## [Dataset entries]
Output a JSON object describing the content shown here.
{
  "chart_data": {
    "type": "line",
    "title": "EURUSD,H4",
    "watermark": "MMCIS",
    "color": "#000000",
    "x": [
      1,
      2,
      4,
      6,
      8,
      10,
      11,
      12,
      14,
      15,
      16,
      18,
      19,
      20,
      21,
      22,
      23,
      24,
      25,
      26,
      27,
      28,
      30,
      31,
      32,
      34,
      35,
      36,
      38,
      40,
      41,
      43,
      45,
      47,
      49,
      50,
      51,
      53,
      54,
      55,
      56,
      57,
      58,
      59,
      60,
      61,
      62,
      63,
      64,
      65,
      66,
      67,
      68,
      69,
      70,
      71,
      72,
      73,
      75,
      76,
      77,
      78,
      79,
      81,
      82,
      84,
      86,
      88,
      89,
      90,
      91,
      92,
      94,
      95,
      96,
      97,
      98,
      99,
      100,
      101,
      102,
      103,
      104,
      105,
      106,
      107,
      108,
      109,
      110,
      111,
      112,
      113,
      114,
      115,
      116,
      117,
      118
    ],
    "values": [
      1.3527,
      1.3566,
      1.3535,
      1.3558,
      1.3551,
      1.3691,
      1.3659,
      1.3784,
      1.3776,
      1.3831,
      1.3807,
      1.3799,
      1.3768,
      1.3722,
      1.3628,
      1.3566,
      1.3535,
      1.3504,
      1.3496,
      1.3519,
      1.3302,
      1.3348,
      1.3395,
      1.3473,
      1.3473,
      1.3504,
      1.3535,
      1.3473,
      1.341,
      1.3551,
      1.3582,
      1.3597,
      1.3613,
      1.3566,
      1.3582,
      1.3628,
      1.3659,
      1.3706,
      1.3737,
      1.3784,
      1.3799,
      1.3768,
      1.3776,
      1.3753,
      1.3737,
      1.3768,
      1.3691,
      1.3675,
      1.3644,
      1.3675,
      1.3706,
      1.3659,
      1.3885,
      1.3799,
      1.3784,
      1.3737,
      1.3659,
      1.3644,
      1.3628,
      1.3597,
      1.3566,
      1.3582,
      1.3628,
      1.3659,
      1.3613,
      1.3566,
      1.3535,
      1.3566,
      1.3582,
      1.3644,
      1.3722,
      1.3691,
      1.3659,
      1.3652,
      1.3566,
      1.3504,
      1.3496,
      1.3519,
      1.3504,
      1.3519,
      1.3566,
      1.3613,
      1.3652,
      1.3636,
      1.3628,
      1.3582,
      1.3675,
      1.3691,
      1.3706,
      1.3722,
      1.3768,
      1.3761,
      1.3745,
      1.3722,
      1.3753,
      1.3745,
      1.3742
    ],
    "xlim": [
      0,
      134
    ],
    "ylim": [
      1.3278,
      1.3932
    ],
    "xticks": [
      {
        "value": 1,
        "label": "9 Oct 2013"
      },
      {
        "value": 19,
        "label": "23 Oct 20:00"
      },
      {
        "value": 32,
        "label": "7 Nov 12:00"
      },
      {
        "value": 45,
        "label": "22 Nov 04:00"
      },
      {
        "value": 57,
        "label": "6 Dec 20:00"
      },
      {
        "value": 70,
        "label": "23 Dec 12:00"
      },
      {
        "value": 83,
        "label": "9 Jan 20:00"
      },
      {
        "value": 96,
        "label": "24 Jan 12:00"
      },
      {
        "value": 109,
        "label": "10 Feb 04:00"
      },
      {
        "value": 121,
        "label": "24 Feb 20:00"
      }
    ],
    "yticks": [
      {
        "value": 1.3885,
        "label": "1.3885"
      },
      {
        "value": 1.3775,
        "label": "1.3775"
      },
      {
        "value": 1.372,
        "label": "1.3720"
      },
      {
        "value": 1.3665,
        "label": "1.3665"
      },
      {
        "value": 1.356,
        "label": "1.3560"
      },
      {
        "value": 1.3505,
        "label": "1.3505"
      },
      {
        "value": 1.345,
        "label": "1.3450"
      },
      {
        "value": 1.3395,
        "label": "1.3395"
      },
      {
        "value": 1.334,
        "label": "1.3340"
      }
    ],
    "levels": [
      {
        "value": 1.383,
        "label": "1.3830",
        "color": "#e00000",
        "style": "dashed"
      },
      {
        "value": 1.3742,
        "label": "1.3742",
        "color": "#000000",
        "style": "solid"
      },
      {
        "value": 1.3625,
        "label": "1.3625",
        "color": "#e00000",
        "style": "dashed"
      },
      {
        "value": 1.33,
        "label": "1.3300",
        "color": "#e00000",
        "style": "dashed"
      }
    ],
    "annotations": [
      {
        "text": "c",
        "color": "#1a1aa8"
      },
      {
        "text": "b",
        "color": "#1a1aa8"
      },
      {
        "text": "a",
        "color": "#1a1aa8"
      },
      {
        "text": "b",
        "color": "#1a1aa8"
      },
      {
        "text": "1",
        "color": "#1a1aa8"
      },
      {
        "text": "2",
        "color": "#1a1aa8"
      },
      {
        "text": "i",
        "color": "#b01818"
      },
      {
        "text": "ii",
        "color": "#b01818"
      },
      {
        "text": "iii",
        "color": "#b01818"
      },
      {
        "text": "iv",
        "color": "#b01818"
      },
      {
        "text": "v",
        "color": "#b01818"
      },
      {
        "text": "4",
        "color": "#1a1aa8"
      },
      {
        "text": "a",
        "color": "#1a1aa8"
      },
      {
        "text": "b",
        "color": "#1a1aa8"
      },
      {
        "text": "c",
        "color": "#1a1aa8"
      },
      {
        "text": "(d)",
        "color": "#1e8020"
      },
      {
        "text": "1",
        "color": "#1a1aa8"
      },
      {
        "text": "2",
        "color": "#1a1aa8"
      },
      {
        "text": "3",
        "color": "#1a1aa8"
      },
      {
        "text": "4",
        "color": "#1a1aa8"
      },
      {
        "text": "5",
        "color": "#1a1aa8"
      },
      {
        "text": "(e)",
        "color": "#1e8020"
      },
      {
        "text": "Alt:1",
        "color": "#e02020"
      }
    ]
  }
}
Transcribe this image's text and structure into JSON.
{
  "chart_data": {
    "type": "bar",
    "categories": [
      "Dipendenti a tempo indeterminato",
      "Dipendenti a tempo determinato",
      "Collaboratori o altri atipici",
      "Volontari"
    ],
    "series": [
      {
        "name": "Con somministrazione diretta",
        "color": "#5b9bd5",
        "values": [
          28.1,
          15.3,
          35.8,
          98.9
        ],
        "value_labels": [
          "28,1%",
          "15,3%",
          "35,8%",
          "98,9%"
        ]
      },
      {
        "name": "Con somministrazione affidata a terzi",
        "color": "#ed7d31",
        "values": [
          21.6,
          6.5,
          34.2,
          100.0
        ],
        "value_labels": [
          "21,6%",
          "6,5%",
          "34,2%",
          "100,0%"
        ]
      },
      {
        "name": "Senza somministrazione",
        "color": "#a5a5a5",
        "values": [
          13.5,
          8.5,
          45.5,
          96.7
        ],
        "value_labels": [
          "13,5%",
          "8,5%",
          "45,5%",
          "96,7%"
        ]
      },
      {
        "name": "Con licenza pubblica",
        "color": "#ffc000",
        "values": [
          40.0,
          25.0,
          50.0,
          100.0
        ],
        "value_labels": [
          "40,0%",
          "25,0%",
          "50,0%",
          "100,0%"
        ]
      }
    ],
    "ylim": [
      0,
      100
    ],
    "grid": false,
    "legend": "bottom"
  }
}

## [THE EXERCISE]
Each line above must be reproduced exactly as it stands.

## [SOLUTION TO THIS PROBLEM]
Output a JSON object describing the content shown here.
{
  "chart_data": {
    "type": "line",
    "title": "EURUSD,H4",
    "watermark": "MMCIS",
    "color": "#000000",
    "x": [
      1,
      2,
      4,
      6,
      8,
      10,
      11,
      12,
      14,
      15,
      16,
      18,
      19,
      20,
      21,
      22,
      23,
      24,
      25,
      26,
      27,
      28,
      30,
      31,
      32,
      34,
      35,
      36,
      38,
      40,
      41,
      43,
      45,
      47,
      49,
      50,
      51,
      53,
      54,
      55,
      56,
      57,
      58,
      59,
      60,
      61,
      62,
      63,
      64,
      65,
      66,
      67,
      68,
      69,
      70,
      71,
      72,
      73,
      75,
      76,
      77,
      78,
      79,
      81,
      82,
      84,
      86,
      88,
      89,
      90,
      91,
      92,
      94,
      95,
      96,
      97,
      98,
      99,
      100,
      101,
      102,
      103,
      104,
      105,
      106,
      107,
      108,
      109,
      110,
      111,
      112,
      113,
      114,
      115,
      116,
      117,
      118
    ],
    "values": [
      1.3527,
      1.3566,
      1.3535,
      1.3558,
      1.3551,
      1.3691,
      1.3659,
      1.3784,
      1.3776,
      1.3831,
      1.3807,
      1.3799,
      1.3768,
      1.3722,
      1.3628,
      1.3566,
      1.3535,
      1.3504,
      1.3496,
      1.3519,
      1.3302,
      1.3348,
      1.3395,
      1.3473,
      1.3473,
      1.3504,
      1.3535,
      1.3473,
      1.341,
      1.3551,
      1.3582,
      1.3597,
      1.3613,
      1.3566,
      1.3582,
      1.3628,
      1.3659,
      1.3706,
      1.3737,
      1.3784,
      1.3799,
      1.3768,
      1.3776,
      1.3753,
      1.3737,
      1.3768,
      1.3691,
      1.3675,
      1.3644,
      1.3675,
      1.3706,
      1.3659,
      1.3885,
      1.3799,
      1.3784,
      1.3737,
      1.3659,
      1.3644,
      1.3628,
      1.3597,
      1.3566,
      1.3582,
      1.3628,
      1.3659,
      1.3613,
      1.3566,
      1.3535,
      1.3566,
      1.3582,
      1.3644,
      1.3722,
      1.3691,
      1.3659,
      1.3652,
      1.3566,
      1.3504,
      1.3496,
      1.3519,
      1.3504,
      1.3519,
      1.3566,
      1.3613,
      1.3652,
      1.3636,
      1.3628,
      1.3582,
      1.3675,
      1.3691,
      1.3706,
      1.3722,
      1.3768,
      1.3761,
      1.3745,
      1.3722,
      1.3753,
      1.3745,
      1.3742
    ],
    "xlim": [
      0,
      134
    ],
    "ylim": [
      1.3278,
      1.3932
    ],
    "xticks": [
      {
        "value": 1,
        "label": "9 Oct 2013"
      },
      {
        "value": 19,
        "label": "23 Oct 20:00"
      },
      {
        "value": 32,
        "label": "7 Nov 12:00"
      },
      {
        "value": 45,
        "label": "22 Nov 04:00"
      },
      {
        "value": 57,
        "label": "6 Dec 20:00"
      },
      {
        "value": 70,
        "label": "23 Dec 12:00"
      },
      {
        "value": 83,
        "label": "9 Jan 20:00"
      },
      {
        "value": 96,
        "label": "24 Jan 12:00"
      },
      {
        "value": 109,
        "label": "10 Feb 04:00"
      },
      {
        "value": 121,
        "label": "24 Feb 20:00"
      }
    ],
    "yticks": [
      {
        "value": 1.3885,
        "label": "1.3885"
      },
      {
        "value": 1.3775,
        "label": "1.3775"
      },
      {
        "value": 1.372,
        "label": "1.3720"
      },
      {
        "value": 1.3665,
        "label": "1.3665"
      },
      {
        "value": 1.356,
        "label": "1.3560"
      },
      {
        "value": 1.3505,
        "label": "1.3505"
      },
      {
        "value": 1.345,
        "label": "1.3450"
      },
      {
        "value": 1.3395,
        "label": "1.3395"
      },
      {
        "value": 1.334,
        "label": "1.3340"
      }
    ],
    "levels": [
      {
        "value": 1.383,
        "label": "1.3830",
        "color": "#e00000",
        "style": "dashed"
      },
      {
        "value": 1.3742,
        "label": "1.3742",
        "color": "#000000",
        "style": "solid"
      },
      {
        "value": 1.3625,
        "label": "1.3625",
        "color": "#e00000",
        "style": "dashed"
      },
      {
        "value": 1.33,
        "label": "1.3300",
        "color": "#e00000",
        "style": "dashed"
      }
    ],
    "annotations": [
      {
        "text": "c",
        "color": "#1a1aa8"
      },
      {
        "text": "b",
        "color": "#1a1aa8"
      },
      {
        "text": "a",
        "color": "#1a1aa8"
      },
      {
        "text": "b",
        "color": "#1a1aa8"
      },
      {
        "text": "1",
        "color": "#1a1aa8"
      },
      {
        "text": "2",
        "color": "#1a1aa8"
      },
      {
        "text": "i",
        "color": "#b01818"
      },
      {
        "text": "ii",
        "color": "#b01818"
      },
      {
        "text": "iii",
        "color": "#b01818"
      },
      {
        "text": "iv",
        "color": "#b01818"
      },
      {
        "text": "v",
        "color": "#b01818"
      },
      {
        "text": "4",
        "color": "#1a1aa8"
      },
      {
        "text": "a",
        "color": "#1a1aa8"
      },
      {
        "text": "b",
        "color": "#1a1aa8"
      },
      {
        "text": "c",
        "color": "#1a1aa8"
      },
      {
        "text": "(d)",
        "color": "#1e8020"
      },
      {
        "text": "1",
        "color": "#1a1aa8"
      },
      {
        "text": "2",
        "color": "#1a1aa8"
      },
      {
        "text": "3",
        "color": "#1a1aa8"
      },
      {
        "text": "4",
        "color": "#1a1aa8"
      },
      {
        "text": "5",
        "color": "#1a1aa8"
      },
      {
        "text": "(e)",
        "color": "#1e8020"
      },
      {
        "text": "Alt:1",
        "color": "#e02020"
      }
    ]
  }
}
Transcribe this image's text and structure into JSON.
{
  "chart_data": {
    "type": "bar",
    "categories": [
      "Dipendenti a tempo indeterminato",
      "Dipendenti a tempo determinato",
      "Collaboratori o altri atipici",
      "Volontari"
    ],
    "series": [
      {
        "name": "Con somministrazione diretta",
        "color": "#5b9bd5",
        "values": [
          28.1,
          15.3,
          35.8,
          98.9
        ],
        "value_labels": [
          "28,1%",
          "15,3%",
          "35,8%",
          "98,9%"
        ]
      },
      {
        "name": "Con somministrazione affidata a terzi",
        "color": "#ed7d31",
        "values": [
          21.6,
          6.5,
          34.2,
          100.0
        ],
        "value_labels": [
          "21,6%",
          "6,5%",
          "34,2%",
          "100,0%"
        ]
      },
      {
        "name": "Senza somministrazione",
        "color": "#a5a5a5",
        "values": [
          13.5,
          8.5,
          45.5,
          96.7
        ],
        "value_labels": [
          "13,5%",
          "8,5%",
          "45,5%",
          "96,7%"
        ]
      },
      {
        "name": "Con licenza pubblica",
        "color": "#ffc000",
        "values": [
          40.0,
          25.0,
          50.0,
          100.0
        ],
        "value_labels": [
          "40,0%",
          "25,0%",
          "50,0%",
          "100,0%"
        ]
      }
    ],
    "ylim": [
      0,
      100
    ],
    "grid": false,
    "legend": "bottom"
  }
}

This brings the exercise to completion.